OBJECTIVE – Give the total number of lines with the word "Rotation" in them, and no other words.
--
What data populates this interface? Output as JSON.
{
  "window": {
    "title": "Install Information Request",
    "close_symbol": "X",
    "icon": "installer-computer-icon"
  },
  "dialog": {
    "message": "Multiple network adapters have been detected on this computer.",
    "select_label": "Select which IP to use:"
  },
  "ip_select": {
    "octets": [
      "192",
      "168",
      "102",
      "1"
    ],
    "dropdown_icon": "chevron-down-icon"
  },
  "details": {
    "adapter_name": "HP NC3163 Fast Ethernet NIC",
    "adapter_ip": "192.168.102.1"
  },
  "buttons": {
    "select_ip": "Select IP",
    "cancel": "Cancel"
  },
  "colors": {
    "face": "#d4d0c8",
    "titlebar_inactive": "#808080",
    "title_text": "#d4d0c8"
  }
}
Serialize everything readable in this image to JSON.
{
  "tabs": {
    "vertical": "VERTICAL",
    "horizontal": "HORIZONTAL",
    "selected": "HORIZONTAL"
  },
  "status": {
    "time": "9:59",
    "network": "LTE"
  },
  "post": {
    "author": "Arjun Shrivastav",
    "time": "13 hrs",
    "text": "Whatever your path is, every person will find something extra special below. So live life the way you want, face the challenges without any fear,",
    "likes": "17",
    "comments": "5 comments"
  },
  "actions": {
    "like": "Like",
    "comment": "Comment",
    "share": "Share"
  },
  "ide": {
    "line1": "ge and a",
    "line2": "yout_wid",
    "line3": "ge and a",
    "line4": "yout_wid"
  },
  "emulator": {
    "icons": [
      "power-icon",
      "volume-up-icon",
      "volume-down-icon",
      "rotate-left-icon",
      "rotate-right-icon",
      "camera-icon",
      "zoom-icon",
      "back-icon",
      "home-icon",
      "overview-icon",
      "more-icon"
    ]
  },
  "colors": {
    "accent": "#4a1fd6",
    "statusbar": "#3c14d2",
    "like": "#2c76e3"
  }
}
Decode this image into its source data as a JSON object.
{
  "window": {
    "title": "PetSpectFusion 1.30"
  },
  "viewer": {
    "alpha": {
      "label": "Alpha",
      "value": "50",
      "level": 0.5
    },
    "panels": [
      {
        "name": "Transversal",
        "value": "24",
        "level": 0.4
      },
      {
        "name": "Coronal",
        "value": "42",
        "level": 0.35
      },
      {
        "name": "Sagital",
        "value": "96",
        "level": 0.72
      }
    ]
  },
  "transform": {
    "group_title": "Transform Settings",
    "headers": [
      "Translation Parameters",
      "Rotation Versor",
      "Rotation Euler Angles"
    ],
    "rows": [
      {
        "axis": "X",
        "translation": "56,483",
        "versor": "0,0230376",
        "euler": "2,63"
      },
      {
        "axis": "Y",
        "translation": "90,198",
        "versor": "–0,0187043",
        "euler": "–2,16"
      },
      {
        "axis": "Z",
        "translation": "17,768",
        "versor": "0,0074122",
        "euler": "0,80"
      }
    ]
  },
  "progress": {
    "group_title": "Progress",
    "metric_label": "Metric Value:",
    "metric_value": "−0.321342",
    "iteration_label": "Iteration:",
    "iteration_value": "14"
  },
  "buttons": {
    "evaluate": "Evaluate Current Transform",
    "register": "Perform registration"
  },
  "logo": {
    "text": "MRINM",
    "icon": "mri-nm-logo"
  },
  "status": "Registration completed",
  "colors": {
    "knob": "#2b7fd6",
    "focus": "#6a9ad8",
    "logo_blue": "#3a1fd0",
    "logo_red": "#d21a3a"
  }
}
--
COMPLETE ANSWER – 2